* [Exercise inputs]
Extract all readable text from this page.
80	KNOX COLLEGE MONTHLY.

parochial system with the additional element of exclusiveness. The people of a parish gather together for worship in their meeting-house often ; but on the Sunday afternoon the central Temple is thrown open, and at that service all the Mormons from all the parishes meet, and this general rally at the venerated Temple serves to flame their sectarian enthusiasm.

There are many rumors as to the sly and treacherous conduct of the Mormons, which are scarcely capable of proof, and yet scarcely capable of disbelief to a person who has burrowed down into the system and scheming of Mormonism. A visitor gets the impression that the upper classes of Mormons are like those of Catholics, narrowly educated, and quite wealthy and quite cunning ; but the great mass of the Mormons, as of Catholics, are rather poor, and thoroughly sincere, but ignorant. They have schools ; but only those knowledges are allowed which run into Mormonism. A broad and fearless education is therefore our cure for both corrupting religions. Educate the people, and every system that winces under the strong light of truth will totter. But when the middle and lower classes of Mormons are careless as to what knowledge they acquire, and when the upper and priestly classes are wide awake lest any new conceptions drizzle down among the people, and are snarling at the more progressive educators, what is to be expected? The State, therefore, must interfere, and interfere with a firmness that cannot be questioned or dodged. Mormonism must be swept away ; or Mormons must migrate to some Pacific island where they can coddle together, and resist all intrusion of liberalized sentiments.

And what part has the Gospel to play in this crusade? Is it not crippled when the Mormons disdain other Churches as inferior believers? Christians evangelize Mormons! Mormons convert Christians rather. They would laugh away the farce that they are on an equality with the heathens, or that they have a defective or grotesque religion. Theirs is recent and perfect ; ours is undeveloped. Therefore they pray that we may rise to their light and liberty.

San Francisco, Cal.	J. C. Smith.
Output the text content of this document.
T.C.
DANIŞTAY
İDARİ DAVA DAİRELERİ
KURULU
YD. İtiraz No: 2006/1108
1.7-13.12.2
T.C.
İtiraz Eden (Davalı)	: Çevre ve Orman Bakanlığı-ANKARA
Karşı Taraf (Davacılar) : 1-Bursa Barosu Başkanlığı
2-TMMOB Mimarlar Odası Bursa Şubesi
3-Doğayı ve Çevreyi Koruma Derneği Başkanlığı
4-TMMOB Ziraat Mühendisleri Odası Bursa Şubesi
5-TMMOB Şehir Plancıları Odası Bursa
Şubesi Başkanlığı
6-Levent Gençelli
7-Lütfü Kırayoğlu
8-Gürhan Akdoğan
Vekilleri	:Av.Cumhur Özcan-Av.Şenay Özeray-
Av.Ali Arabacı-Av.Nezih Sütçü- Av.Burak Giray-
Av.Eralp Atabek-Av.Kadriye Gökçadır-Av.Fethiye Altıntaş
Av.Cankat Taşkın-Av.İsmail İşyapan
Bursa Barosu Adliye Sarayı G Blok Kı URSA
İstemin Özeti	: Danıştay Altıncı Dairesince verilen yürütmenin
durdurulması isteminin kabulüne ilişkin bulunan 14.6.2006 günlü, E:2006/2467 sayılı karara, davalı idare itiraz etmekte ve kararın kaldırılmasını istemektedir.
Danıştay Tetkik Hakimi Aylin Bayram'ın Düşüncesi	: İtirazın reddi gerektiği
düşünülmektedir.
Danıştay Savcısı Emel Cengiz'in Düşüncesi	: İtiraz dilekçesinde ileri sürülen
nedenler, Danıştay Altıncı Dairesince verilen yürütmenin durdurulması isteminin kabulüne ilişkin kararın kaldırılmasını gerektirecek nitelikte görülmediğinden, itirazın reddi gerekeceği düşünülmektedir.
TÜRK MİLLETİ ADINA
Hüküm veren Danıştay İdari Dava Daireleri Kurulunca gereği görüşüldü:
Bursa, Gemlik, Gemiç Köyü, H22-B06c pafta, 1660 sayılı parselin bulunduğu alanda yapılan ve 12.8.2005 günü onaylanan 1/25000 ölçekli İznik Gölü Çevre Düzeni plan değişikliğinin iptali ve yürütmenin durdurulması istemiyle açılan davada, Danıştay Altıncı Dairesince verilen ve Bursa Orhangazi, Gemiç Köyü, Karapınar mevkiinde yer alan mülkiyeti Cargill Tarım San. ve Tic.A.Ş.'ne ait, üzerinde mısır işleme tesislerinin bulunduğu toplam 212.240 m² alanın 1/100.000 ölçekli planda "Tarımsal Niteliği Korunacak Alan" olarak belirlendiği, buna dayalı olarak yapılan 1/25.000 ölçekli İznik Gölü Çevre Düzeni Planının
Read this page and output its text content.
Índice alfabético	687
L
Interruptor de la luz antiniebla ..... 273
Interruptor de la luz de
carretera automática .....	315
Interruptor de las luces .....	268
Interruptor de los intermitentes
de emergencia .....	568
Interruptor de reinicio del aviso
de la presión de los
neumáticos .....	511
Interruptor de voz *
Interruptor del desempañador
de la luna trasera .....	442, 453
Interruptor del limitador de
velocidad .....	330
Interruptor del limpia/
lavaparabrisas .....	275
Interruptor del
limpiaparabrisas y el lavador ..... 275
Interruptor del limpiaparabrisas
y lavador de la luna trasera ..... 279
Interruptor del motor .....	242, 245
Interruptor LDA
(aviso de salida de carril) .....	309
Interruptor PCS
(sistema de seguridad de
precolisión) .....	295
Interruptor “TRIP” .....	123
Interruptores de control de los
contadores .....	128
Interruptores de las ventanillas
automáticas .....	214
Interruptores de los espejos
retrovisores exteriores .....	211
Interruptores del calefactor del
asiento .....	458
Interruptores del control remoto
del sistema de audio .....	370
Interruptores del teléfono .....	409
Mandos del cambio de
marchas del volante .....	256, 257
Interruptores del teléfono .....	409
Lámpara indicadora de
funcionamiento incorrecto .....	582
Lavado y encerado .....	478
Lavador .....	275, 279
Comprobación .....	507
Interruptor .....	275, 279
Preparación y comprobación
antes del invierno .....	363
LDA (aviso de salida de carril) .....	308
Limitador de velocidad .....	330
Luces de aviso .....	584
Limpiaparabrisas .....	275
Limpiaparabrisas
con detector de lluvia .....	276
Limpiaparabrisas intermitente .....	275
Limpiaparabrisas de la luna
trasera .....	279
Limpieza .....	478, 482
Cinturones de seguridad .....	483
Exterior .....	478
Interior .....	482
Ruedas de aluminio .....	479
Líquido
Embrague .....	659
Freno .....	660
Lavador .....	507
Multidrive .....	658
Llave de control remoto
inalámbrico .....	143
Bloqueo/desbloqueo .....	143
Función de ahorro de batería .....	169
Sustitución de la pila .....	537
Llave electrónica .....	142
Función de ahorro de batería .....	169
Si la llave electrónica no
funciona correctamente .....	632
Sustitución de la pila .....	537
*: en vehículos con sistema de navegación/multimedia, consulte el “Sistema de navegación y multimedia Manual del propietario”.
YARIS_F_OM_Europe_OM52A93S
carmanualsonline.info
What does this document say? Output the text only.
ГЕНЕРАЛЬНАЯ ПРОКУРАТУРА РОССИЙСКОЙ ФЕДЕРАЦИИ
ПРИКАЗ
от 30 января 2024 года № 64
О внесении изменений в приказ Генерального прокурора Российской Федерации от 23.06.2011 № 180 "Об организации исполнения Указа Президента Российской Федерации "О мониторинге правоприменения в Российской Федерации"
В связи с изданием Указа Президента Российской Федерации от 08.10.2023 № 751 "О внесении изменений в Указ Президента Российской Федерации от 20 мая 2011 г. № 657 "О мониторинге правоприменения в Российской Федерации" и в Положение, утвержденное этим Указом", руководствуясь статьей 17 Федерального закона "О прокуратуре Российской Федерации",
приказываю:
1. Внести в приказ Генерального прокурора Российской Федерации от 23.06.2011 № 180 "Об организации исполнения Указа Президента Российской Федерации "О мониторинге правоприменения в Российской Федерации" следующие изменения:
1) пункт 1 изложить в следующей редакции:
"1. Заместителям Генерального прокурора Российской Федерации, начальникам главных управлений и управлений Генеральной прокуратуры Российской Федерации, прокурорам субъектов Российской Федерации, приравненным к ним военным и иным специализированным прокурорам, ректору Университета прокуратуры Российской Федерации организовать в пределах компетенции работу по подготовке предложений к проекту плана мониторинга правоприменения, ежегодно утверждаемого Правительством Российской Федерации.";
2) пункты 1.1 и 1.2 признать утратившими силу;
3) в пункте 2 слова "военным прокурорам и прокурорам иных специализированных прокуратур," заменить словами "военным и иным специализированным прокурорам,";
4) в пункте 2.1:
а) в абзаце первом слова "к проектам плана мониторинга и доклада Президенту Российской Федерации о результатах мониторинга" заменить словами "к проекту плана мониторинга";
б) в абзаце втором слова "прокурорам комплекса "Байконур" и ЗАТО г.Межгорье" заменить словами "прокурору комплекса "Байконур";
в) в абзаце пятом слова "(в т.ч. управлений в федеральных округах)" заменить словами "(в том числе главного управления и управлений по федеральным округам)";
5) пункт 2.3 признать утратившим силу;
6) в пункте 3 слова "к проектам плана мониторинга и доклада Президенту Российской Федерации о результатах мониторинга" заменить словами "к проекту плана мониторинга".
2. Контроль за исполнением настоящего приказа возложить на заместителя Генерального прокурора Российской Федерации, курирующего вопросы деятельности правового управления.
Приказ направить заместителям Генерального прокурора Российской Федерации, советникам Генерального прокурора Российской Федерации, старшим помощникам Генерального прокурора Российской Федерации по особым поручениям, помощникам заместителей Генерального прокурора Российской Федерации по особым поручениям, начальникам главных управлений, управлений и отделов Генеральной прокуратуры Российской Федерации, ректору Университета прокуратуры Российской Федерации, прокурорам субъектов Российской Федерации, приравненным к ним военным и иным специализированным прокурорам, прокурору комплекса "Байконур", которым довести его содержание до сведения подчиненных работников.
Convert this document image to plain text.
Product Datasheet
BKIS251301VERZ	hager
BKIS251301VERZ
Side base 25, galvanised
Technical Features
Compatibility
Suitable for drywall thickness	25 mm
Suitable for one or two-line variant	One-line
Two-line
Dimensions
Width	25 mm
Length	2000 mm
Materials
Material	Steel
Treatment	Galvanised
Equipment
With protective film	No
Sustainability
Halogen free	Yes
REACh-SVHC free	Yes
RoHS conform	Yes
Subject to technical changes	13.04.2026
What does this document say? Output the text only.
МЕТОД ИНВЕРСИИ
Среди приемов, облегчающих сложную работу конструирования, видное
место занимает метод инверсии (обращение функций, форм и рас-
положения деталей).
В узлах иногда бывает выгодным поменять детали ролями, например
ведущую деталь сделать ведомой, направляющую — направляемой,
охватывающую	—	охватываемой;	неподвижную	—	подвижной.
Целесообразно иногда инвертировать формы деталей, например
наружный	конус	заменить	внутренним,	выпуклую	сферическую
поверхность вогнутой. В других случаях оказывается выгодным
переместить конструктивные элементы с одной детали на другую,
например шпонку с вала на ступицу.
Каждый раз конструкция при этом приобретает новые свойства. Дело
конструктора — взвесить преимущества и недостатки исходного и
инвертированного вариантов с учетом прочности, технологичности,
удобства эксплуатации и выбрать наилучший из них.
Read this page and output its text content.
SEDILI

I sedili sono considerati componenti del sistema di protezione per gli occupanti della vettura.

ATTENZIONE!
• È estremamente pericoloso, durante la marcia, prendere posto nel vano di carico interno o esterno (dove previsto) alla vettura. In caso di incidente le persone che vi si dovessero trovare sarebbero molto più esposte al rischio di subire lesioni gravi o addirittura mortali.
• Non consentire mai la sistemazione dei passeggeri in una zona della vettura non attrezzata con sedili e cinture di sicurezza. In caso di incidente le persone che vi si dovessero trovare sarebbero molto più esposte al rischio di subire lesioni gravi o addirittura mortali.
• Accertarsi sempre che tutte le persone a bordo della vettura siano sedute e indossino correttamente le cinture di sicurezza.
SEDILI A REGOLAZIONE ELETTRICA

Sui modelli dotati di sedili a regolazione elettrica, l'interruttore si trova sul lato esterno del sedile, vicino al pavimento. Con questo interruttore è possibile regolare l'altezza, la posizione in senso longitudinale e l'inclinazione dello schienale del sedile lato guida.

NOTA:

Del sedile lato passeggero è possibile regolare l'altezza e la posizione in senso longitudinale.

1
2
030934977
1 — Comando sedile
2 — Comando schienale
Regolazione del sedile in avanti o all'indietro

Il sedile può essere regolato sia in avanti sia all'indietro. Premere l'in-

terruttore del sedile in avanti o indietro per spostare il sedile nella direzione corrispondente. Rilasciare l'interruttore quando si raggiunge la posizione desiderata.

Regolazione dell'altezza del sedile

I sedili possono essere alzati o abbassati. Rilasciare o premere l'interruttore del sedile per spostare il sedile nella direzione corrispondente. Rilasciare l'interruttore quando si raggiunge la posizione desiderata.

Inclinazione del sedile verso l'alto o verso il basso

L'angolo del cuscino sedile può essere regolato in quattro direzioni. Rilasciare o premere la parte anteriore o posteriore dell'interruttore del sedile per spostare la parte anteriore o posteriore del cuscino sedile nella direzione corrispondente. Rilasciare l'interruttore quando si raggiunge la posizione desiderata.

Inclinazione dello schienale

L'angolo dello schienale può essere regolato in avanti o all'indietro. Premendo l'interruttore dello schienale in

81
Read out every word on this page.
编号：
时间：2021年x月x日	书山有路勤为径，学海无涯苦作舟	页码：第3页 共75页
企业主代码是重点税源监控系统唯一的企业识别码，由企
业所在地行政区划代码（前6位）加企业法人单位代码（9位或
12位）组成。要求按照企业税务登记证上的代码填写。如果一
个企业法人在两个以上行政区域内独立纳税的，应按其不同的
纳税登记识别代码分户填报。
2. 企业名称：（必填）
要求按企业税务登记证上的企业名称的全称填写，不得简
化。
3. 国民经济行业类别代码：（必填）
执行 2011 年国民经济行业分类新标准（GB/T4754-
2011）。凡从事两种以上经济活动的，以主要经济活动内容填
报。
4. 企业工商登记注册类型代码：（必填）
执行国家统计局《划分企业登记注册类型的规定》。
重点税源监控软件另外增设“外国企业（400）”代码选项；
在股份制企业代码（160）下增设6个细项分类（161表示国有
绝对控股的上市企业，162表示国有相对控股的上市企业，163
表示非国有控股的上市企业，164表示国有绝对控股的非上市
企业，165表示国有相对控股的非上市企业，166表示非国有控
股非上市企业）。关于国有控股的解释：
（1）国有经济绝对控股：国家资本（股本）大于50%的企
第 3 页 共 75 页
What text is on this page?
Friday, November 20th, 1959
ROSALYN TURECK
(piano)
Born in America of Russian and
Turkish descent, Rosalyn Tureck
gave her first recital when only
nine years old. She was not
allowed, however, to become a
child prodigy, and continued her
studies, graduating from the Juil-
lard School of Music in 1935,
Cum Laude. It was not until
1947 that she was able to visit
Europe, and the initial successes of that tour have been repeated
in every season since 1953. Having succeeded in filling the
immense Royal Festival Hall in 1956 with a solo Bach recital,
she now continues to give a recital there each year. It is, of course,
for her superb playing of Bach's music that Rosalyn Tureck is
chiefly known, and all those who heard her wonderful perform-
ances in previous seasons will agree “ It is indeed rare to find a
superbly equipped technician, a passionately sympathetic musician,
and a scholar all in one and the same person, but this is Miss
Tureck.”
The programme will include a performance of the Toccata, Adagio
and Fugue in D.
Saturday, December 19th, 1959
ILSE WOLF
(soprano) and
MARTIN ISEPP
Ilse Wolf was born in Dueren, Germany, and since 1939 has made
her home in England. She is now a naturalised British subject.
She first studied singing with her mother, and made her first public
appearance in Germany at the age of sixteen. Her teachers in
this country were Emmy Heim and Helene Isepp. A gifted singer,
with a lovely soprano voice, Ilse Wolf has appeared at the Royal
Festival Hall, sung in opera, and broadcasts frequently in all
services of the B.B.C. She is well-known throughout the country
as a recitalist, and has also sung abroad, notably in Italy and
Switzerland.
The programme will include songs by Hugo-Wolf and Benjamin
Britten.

* [What needs to be done] Locate the string "Barosu" in the listing above and copy every line where it occurs.

* [Written answer]
Karşı Taraf (Davacılar) : 1-Bursa Barosu Başkanlığı
Bursa Barosu Adliye Sarayı G Blok Kı URSA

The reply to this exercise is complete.